[Data entries]

================

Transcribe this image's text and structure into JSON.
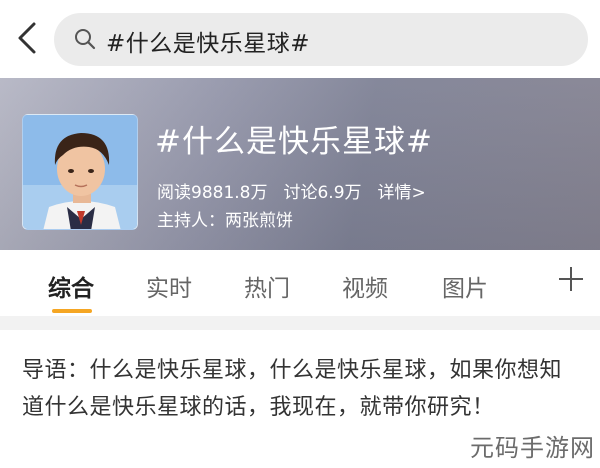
{
  "search": {
    "query": "#什么是快乐星球#"
  },
  "topic": {
    "title": "#什么是快乐星球#",
    "reads": "阅读9881.8万",
    "discussions": "讨论6.9万",
    "details_label": "详情>",
    "host": "主持人：两张煎饼"
  },
  "tabs": [
    {
      "label": "综合"
    },
    {
      "label": "实时"
    },
    {
      "label": "热门"
    },
    {
      "label": "视频"
    },
    {
      "label": "图片"
    }
  ],
  "article": {
    "text": "导语：什么是快乐星球，什么是快乐星球，如果你想知道什么是快乐星球的话，我现在，就带你研究！"
  },
  "watermark": {
    "text": "元码手游网"
  },
  "colors": {
    "accent": "#f5a623",
    "search_bg": "#ebebeb",
    "banner": "#8f90a4"
  },
  "icons": {
    "back": "back-chevron-icon",
    "search": "search-icon",
    "add": "plus-icon"
  }
}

================

**Objective**
Count the lines in the entries that hold the word "什么是快乐星球", and give nothing but the total.

**The reply**
3